Exercise instructions: Copy out all lines that hold "content".
>>
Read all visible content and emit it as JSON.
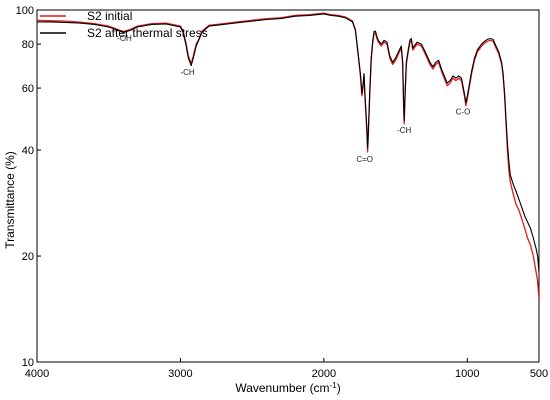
{
  "chart_data": {
    "type": "line",
    "xlabel": "Wavenumber (cm",
    "xlabel_sup": "-1",
    "xlabel_end": ")",
    "ylabel": "Transmittance (%)",
    "xlim": [
      4000,
      500
    ],
    "ylim": [
      10,
      100
    ],
    "xticks": [
      "4000",
      "3000",
      "2000",
      "1000",
      "500"
    ],
    "xtick_values": [
      4000,
      3000,
      2000,
      1000,
      500
    ],
    "yticks": [
      "100",
      "80",
      "60",
      "40",
      "20",
      "10"
    ],
    "ytick_values": [
      100,
      80,
      60,
      40,
      20,
      10
    ],
    "y_scale": "log",
    "grid": false,
    "legend_position": "top-left",
    "series": [
      {
        "name": "S2 initial",
        "color": "#e41a1c",
        "points": [
          [
            4000,
            93.5
          ],
          [
            3900,
            93.2
          ],
          [
            3800,
            93
          ],
          [
            3700,
            92.3
          ],
          [
            3600,
            91.5
          ],
          [
            3500,
            90
          ],
          [
            3450,
            88.5
          ],
          [
            3400,
            86.8
          ],
          [
            3350,
            88
          ],
          [
            3300,
            90
          ],
          [
            3200,
            91.5
          ],
          [
            3100,
            91.8
          ],
          [
            3000,
            90
          ],
          [
            2980,
            87
          ],
          [
            2960,
            80
          ],
          [
            2945,
            74
          ],
          [
            2925,
            70.5
          ],
          [
            2910,
            74
          ],
          [
            2890,
            80
          ],
          [
            2870,
            83
          ],
          [
            2850,
            87
          ],
          [
            2800,
            90.5
          ],
          [
            2700,
            91.5
          ],
          [
            2600,
            92.5
          ],
          [
            2500,
            93.5
          ],
          [
            2400,
            94.5
          ],
          [
            2300,
            95
          ],
          [
            2200,
            96.5
          ],
          [
            2100,
            97
          ],
          [
            2000,
            98
          ],
          [
            1950,
            97
          ],
          [
            1900,
            96.5
          ],
          [
            1850,
            95.5
          ],
          [
            1800,
            93
          ],
          [
            1780,
            88
          ],
          [
            1760,
            74
          ],
          [
            1745,
            65
          ],
          [
            1735,
            57
          ],
          [
            1728,
            60
          ],
          [
            1720,
            65
          ],
          [
            1712,
            55
          ],
          [
            1700,
            45
          ],
          [
            1695,
            39.5
          ],
          [
            1690,
            44
          ],
          [
            1680,
            58
          ],
          [
            1670,
            72
          ],
          [
            1660,
            80
          ],
          [
            1650,
            86
          ],
          [
            1640,
            86
          ],
          [
            1630,
            83
          ],
          [
            1620,
            81
          ],
          [
            1600,
            79
          ],
          [
            1580,
            81
          ],
          [
            1560,
            80
          ],
          [
            1540,
            73
          ],
          [
            1520,
            70
          ],
          [
            1500,
            72
          ],
          [
            1480,
            75
          ],
          [
            1460,
            78
          ],
          [
            1450,
            70
          ],
          [
            1445,
            55
          ],
          [
            1440,
            47.5
          ],
          [
            1435,
            55
          ],
          [
            1425,
            70
          ],
          [
            1410,
            77
          ],
          [
            1400,
            81
          ],
          [
            1390,
            82
          ],
          [
            1380,
            77
          ],
          [
            1370,
            78
          ],
          [
            1350,
            80
          ],
          [
            1320,
            79
          ],
          [
            1300,
            76
          ],
          [
            1280,
            73
          ],
          [
            1260,
            70
          ],
          [
            1240,
            68
          ],
          [
            1220,
            70
          ],
          [
            1200,
            71
          ],
          [
            1180,
            67
          ],
          [
            1160,
            64
          ],
          [
            1140,
            61
          ],
          [
            1120,
            62
          ],
          [
            1100,
            64
          ],
          [
            1080,
            63
          ],
          [
            1060,
            64
          ],
          [
            1040,
            63
          ],
          [
            1020,
            57
          ],
          [
            1010,
            53.5
          ],
          [
            1000,
            56
          ],
          [
            990,
            59
          ],
          [
            970,
            66
          ],
          [
            950,
            72
          ],
          [
            930,
            76
          ],
          [
            900,
            79
          ],
          [
            880,
            80.5
          ],
          [
            860,
            81.5
          ],
          [
            840,
            82
          ],
          [
            820,
            81.5
          ],
          [
            800,
            78
          ],
          [
            780,
            75
          ],
          [
            760,
            70
          ],
          [
            750,
            65
          ],
          [
            740,
            57
          ],
          [
            730,
            48
          ],
          [
            720,
            40
          ],
          [
            710,
            35
          ],
          [
            700,
            32.5
          ],
          [
            680,
            30
          ],
          [
            660,
            28
          ],
          [
            640,
            27
          ],
          [
            620,
            25.5
          ],
          [
            600,
            24
          ],
          [
            580,
            22.5
          ],
          [
            560,
            21.5
          ],
          [
            540,
            20
          ],
          [
            520,
            18
          ],
          [
            510,
            17
          ],
          [
            500,
            15
          ]
        ]
      },
      {
        "name": "S2 after thermal stress",
        "color": "#000000",
        "points": [
          [
            4000,
            92.5
          ],
          [
            3900,
            92.5
          ],
          [
            3800,
            92.2
          ],
          [
            3700,
            91.8
          ],
          [
            3600,
            91
          ],
          [
            3500,
            89.5
          ],
          [
            3450,
            88
          ],
          [
            3400,
            86.3
          ],
          [
            3350,
            87.5
          ],
          [
            3300,
            89.5
          ],
          [
            3200,
            91
          ],
          [
            3100,
            91.3
          ],
          [
            3000,
            89.5
          ],
          [
            2980,
            86
          ],
          [
            2960,
            79
          ],
          [
            2945,
            73
          ],
          [
            2925,
            69.5
          ],
          [
            2910,
            73
          ],
          [
            2890,
            79
          ],
          [
            2870,
            82.5
          ],
          [
            2850,
            86.5
          ],
          [
            2800,
            90
          ],
          [
            2700,
            91
          ],
          [
            2600,
            92
          ],
          [
            2500,
            93
          ],
          [
            2400,
            94
          ],
          [
            2300,
            94.5
          ],
          [
            2200,
            96
          ],
          [
            2100,
            96.5
          ],
          [
            2000,
            97.5
          ],
          [
            1950,
            96.5
          ],
          [
            1900,
            96
          ],
          [
            1850,
            95
          ],
          [
            1800,
            92.5
          ],
          [
            1780,
            87.5
          ],
          [
            1760,
            74.5
          ],
          [
            1745,
            66
          ],
          [
            1735,
            58
          ],
          [
            1728,
            61
          ],
          [
            1720,
            66
          ],
          [
            1712,
            56
          ],
          [
            1700,
            46
          ],
          [
            1695,
            40.5
          ],
          [
            1690,
            45
          ],
          [
            1680,
            59
          ],
          [
            1670,
            73
          ],
          [
            1660,
            81
          ],
          [
            1650,
            87
          ],
          [
            1640,
            87
          ],
          [
            1630,
            84
          ],
          [
            1620,
            82
          ],
          [
            1600,
            80
          ],
          [
            1580,
            82
          ],
          [
            1560,
            81
          ],
          [
            1540,
            74
          ],
          [
            1520,
            71
          ],
          [
            1500,
            73
          ],
          [
            1480,
            76
          ],
          [
            1460,
            79
          ],
          [
            1450,
            71
          ],
          [
            1445,
            56
          ],
          [
            1440,
            48.5
          ],
          [
            1435,
            56
          ],
          [
            1425,
            71
          ],
          [
            1410,
            78
          ],
          [
            1400,
            82
          ],
          [
            1390,
            83
          ],
          [
            1380,
            78
          ],
          [
            1370,
            79
          ],
          [
            1350,
            81
          ],
          [
            1320,
            80
          ],
          [
            1300,
            77
          ],
          [
            1280,
            74
          ],
          [
            1260,
            71
          ],
          [
            1240,
            69
          ],
          [
            1220,
            71
          ],
          [
            1200,
            72
          ],
          [
            1180,
            68
          ],
          [
            1160,
            65
          ],
          [
            1140,
            62
          ],
          [
            1120,
            63
          ],
          [
            1100,
            65
          ],
          [
            1080,
            64
          ],
          [
            1060,
            65
          ],
          [
            1040,
            64
          ],
          [
            1020,
            58
          ],
          [
            1010,
            54.5
          ],
          [
            1000,
            57
          ],
          [
            990,
            60
          ],
          [
            970,
            67
          ],
          [
            950,
            73
          ],
          [
            930,
            77
          ],
          [
            900,
            80
          ],
          [
            880,
            81.5
          ],
          [
            860,
            82.5
          ],
          [
            840,
            83
          ],
          [
            820,
            82.5
          ],
          [
            800,
            79
          ],
          [
            780,
            76
          ],
          [
            760,
            71
          ],
          [
            750,
            66
          ],
          [
            740,
            58
          ],
          [
            730,
            49
          ],
          [
            720,
            42
          ],
          [
            710,
            37
          ],
          [
            700,
            34
          ],
          [
            680,
            32
          ],
          [
            660,
            30.5
          ],
          [
            640,
            29
          ],
          [
            620,
            27.5
          ],
          [
            600,
            26
          ],
          [
            580,
            25
          ],
          [
            560,
            24
          ],
          [
            540,
            22.5
          ],
          [
            520,
            21
          ],
          [
            510,
            20
          ],
          [
            500,
            18
          ]
        ]
      }
    ],
    "annotations": [
      {
        "text": "-OH",
        "x": 3390,
        "y": 85
      },
      {
        "text": "-CH",
        "x": 2950,
        "y": 68
      },
      {
        "text": "C=O",
        "x": 1715,
        "y": 38.5
      },
      {
        "text": "-CH",
        "x": 1440,
        "y": 46.5
      },
      {
        "text": "C-O",
        "x": 1030,
        "y": 52.5
      }
    ]
  }
}
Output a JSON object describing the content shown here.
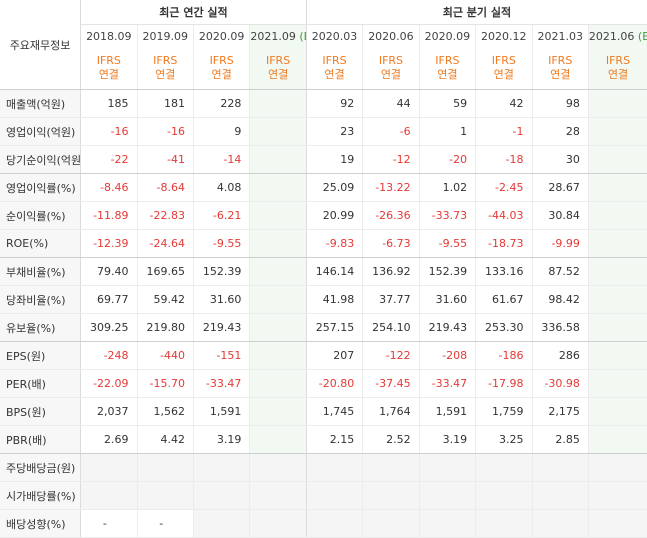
<<
Finished answer:
Read all visible content and emit it as JSON.
Output a JSON object describing the content shown here.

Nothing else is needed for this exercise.